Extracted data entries
--- Start ---

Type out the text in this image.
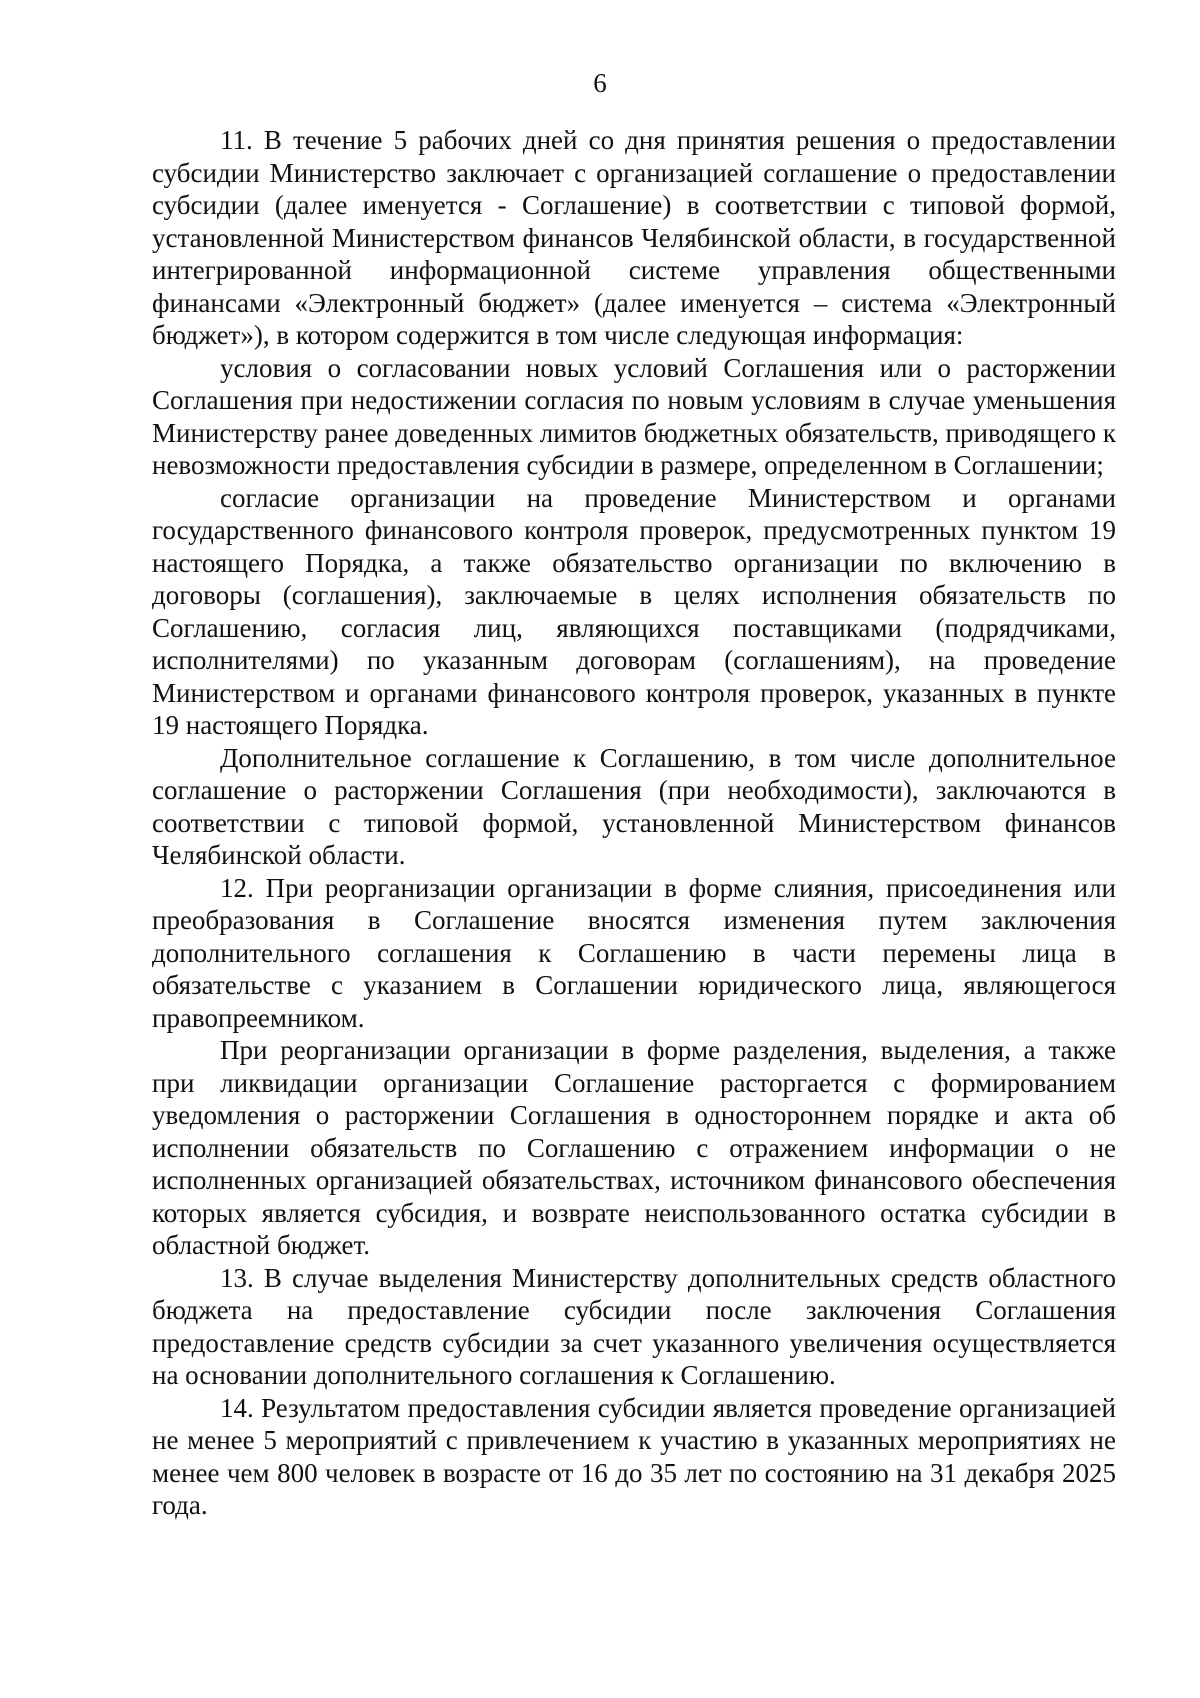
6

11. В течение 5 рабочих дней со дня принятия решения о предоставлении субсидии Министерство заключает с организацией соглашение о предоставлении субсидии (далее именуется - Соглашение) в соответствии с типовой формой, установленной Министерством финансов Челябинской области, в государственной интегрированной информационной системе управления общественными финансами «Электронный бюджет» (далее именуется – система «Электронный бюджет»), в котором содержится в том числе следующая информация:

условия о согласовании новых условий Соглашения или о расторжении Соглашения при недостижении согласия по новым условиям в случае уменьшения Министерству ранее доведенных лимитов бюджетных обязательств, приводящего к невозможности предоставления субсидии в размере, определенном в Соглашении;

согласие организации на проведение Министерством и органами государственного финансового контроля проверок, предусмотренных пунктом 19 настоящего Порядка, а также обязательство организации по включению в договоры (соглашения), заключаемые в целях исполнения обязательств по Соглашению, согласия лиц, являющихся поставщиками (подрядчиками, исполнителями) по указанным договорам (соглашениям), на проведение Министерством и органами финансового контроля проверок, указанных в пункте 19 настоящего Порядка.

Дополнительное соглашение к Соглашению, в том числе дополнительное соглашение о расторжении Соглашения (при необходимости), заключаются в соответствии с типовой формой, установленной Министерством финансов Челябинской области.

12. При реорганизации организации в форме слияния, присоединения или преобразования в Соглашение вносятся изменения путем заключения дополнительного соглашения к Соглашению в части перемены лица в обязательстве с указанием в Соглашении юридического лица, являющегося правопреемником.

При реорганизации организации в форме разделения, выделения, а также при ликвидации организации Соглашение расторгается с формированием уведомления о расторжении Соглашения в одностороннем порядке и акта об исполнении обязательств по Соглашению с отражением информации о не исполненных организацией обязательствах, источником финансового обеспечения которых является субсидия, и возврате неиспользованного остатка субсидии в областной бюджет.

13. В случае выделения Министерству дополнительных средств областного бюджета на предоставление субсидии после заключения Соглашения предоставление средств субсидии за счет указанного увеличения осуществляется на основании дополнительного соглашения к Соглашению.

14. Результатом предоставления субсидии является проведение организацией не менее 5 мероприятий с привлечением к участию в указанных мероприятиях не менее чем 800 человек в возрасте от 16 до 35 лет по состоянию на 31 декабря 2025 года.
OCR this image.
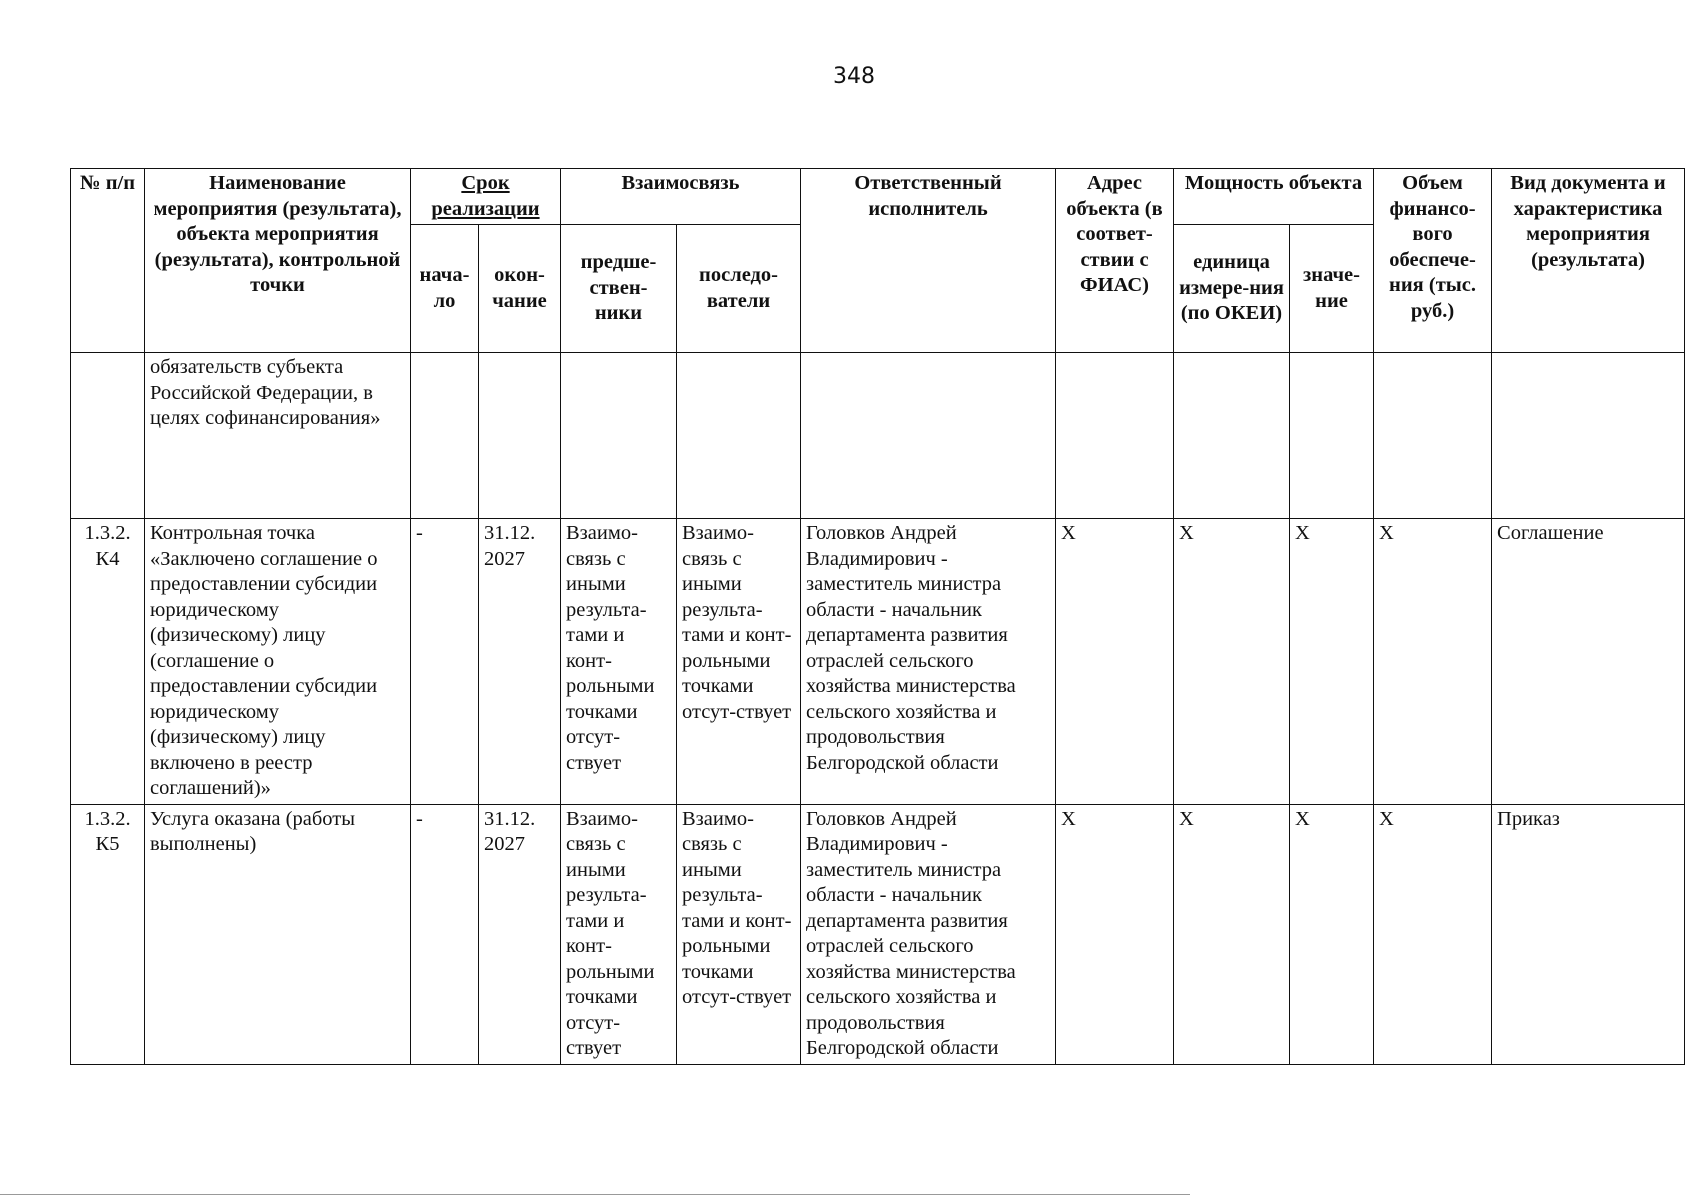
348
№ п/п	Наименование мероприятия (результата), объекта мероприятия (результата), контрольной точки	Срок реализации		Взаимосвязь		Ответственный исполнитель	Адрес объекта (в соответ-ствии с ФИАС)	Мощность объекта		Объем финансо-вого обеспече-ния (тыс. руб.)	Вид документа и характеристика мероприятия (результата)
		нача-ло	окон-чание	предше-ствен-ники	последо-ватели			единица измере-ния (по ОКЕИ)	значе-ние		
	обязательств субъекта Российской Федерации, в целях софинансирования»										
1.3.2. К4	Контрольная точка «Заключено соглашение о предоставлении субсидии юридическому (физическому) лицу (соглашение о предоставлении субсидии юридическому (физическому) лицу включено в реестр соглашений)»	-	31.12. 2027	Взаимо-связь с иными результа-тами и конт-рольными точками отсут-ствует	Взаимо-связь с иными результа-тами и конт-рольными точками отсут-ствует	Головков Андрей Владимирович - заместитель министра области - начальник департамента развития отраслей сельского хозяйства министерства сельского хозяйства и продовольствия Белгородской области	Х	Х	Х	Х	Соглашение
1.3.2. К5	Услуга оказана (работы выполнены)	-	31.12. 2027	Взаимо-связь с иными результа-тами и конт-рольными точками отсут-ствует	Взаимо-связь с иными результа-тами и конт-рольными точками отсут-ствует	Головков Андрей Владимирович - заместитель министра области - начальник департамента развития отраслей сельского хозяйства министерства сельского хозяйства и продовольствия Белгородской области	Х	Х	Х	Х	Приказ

--- End ---

Reproduce each line of the entries in which the word "this" is found.

◆ **Finished exercise**:
Type out the text in this image.
OCR this image.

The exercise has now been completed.